-- BEGIN EXCERPTED RECORDS --
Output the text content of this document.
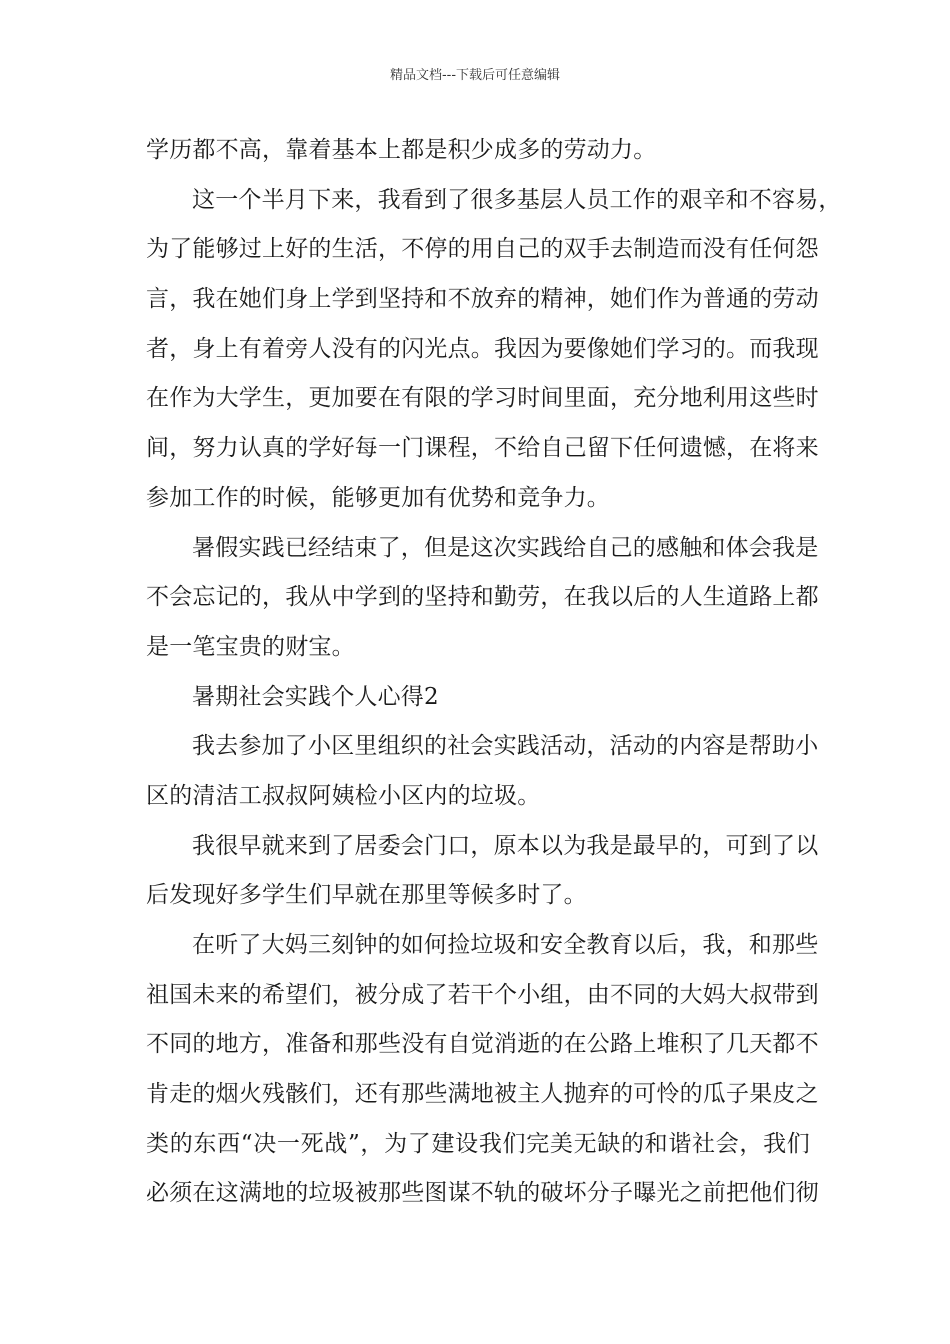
精品文档---下载后可任意编辑
学历都不高，靠着基本上都是积少成多的劳动力。
这一个半月下来，我看到了很多基层人员工作的艰辛和不容易，
为了能够过上好的生活，不停的用自己的双手去制造而没有任何怨
言，我在她们身上学到坚持和不放弃的精神，她们作为普通的劳动
者，身上有着旁人没有的闪光点。我因为要像她们学习的。而我现
在作为大学生，更加要在有限的学习时间里面，充分地利用这些时
间，努力认真的学好每一门课程，不给自己留下任何遗憾，在将来
参加工作的时候，能够更加有优势和竞争力。
暑假实践已经结束了，但是这次实践给自己的感触和体会我是
不会忘记的，我从中学到的坚持和勤劳，在我以后的人生道路上都
是一笔宝贵的财宝。
暑期社会实践个人心得2
我去参加了小区里组织的社会实践活动，活动的内容是帮助小
区的清洁工叔叔阿姨检小区内的垃圾。
我很早就来到了居委会门口，原本以为我是最早的，可到了以
后发现好多学生们早就在那里等候多时了。
在听了大妈三刻钟的如何捡垃圾和安全教育以后，我，和那些
祖国未来的希望们，被分成了若干个小组，由不同的大妈大叔带到
不同的地方，准备和那些没有自觉消逝的在公路上堆积了几天都不
肯走的烟火残骸们，还有那些满地被主人抛弃的可怜的瓜子果皮之
类的东西“决一死战”，为了建设我们完美无缺的和谐社会，我们
必须在这满地的垃圾被那些图谋不轨的破坏分子曝光之前把他们彻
-- END EXCERPTED RECORDS --
REQUIREMENTS
Leave out the pictures and reproduce the rest of the listing exactly.

FULL SOLUTION
Output the text content of this document.
精品文档---下载后可任意编辑
学历都不高，靠着基本上都是积少成多的劳动力。
这一个半月下来，我看到了很多基层人员工作的艰辛和不容易，
为了能够过上好的生活，不停的用自己的双手去制造而没有任何怨
言，我在她们身上学到坚持和不放弃的精神，她们作为普通的劳动
者，身上有着旁人没有的闪光点。我因为要像她们学习的。而我现
在作为大学生，更加要在有限的学习时间里面，充分地利用这些时
间，努力认真的学好每一门课程，不给自己留下任何遗憾，在将来
参加工作的时候，能够更加有优势和竞争力。
暑假实践已经结束了，但是这次实践给自己的感触和体会我是
不会忘记的，我从中学到的坚持和勤劳，在我以后的人生道路上都
是一笔宝贵的财宝。
暑期社会实践个人心得2
我去参加了小区里组织的社会实践活动，活动的内容是帮助小
区的清洁工叔叔阿姨检小区内的垃圾。
我很早就来到了居委会门口，原本以为我是最早的，可到了以
后发现好多学生们早就在那里等候多时了。
在听了大妈三刻钟的如何捡垃圾和安全教育以后，我，和那些
祖国未来的希望们，被分成了若干个小组，由不同的大妈大叔带到
不同的地方，准备和那些没有自觉消逝的在公路上堆积了几天都不
肯走的烟火残骸们，还有那些满地被主人抛弃的可怜的瓜子果皮之
类的东西“决一死战”，为了建设我们完美无缺的和谐社会，我们
必须在这满地的垃圾被那些图谋不轨的破坏分子曝光之前把他们彻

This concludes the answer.